→ **Task goal**
Look through the listing for the word "Create". Copy each line that has it.

__________

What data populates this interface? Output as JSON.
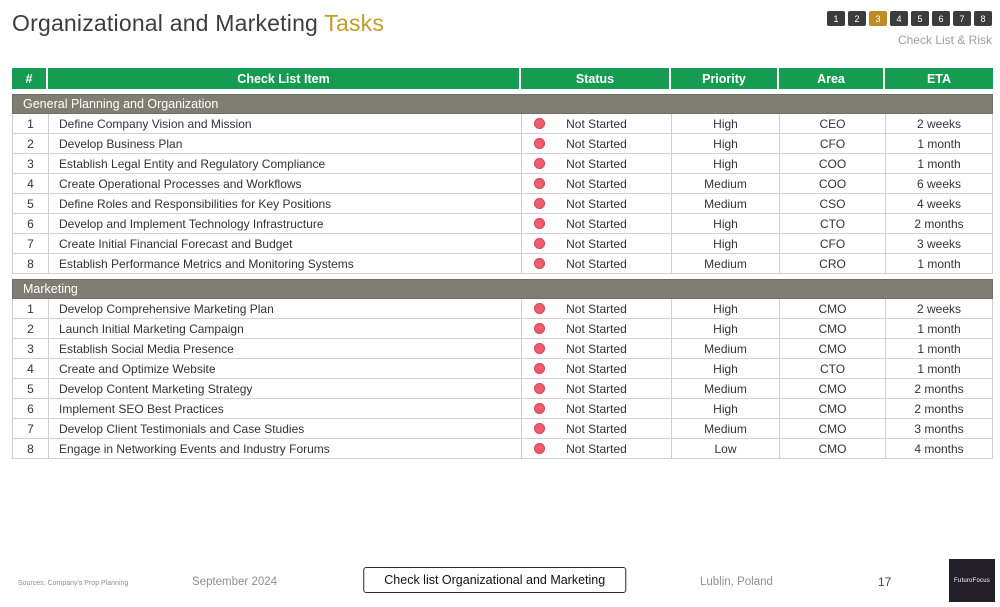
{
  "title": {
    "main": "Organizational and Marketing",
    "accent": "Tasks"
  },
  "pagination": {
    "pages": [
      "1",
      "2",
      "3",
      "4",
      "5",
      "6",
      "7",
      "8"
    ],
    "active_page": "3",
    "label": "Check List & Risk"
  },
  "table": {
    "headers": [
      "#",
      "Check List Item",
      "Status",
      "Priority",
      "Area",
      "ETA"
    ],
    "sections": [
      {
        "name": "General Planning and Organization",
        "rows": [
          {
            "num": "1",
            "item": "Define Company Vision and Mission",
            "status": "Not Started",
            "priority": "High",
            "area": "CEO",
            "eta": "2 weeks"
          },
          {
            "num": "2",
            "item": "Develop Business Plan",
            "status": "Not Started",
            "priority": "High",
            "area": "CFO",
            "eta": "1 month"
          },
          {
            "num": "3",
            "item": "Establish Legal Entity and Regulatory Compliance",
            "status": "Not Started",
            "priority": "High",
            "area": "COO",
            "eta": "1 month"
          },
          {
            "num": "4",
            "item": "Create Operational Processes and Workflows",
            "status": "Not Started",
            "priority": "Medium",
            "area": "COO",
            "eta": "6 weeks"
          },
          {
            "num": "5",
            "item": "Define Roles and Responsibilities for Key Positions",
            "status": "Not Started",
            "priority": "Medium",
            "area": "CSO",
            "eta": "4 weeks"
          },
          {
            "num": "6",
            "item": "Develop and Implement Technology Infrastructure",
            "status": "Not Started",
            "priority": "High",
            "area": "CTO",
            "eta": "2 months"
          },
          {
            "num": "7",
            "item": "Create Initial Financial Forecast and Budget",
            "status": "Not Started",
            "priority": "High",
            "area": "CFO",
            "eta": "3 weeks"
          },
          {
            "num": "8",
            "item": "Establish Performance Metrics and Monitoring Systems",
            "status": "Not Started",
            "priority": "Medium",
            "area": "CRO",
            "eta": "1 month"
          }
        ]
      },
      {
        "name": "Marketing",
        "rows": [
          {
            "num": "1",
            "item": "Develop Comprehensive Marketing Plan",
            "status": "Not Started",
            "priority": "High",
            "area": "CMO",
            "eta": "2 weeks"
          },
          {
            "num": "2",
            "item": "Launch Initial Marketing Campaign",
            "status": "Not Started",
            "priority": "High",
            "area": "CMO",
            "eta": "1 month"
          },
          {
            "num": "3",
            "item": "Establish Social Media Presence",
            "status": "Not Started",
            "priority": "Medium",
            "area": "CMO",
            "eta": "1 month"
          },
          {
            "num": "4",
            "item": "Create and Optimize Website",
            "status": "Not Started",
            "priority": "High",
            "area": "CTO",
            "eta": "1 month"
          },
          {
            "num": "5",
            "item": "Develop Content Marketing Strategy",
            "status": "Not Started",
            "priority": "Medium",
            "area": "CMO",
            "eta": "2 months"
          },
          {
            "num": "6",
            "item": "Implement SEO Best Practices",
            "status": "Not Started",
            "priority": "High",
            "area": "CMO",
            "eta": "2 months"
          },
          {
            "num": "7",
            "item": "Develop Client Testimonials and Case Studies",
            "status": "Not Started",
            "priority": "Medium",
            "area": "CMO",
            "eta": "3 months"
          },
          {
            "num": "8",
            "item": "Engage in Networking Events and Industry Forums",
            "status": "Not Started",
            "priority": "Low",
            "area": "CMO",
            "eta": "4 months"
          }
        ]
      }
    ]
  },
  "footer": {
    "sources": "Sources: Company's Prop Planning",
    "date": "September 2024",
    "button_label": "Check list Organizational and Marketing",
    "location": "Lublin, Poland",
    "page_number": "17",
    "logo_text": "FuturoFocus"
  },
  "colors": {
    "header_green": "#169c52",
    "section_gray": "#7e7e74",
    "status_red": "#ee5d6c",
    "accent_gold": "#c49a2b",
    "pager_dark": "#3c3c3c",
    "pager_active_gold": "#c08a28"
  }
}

__________

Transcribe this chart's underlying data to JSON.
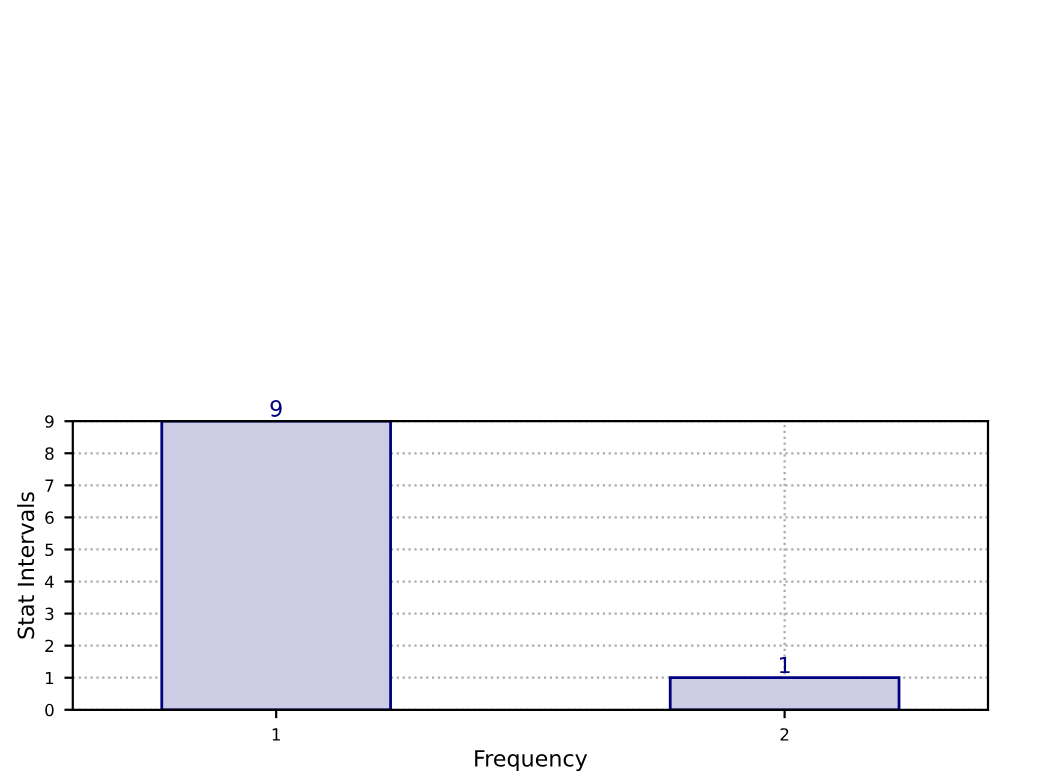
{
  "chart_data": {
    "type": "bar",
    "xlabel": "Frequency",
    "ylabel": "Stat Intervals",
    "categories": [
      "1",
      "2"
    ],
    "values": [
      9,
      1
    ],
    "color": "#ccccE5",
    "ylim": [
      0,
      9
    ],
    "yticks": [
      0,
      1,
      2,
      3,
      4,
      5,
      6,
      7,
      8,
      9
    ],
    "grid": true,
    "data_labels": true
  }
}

__________

→ **Correct result**
            "item": "Create Operational Processes and Workflows",
            "item": "Create Initial Financial Forecast and Budget",
            "item": "Create and Optimize Website",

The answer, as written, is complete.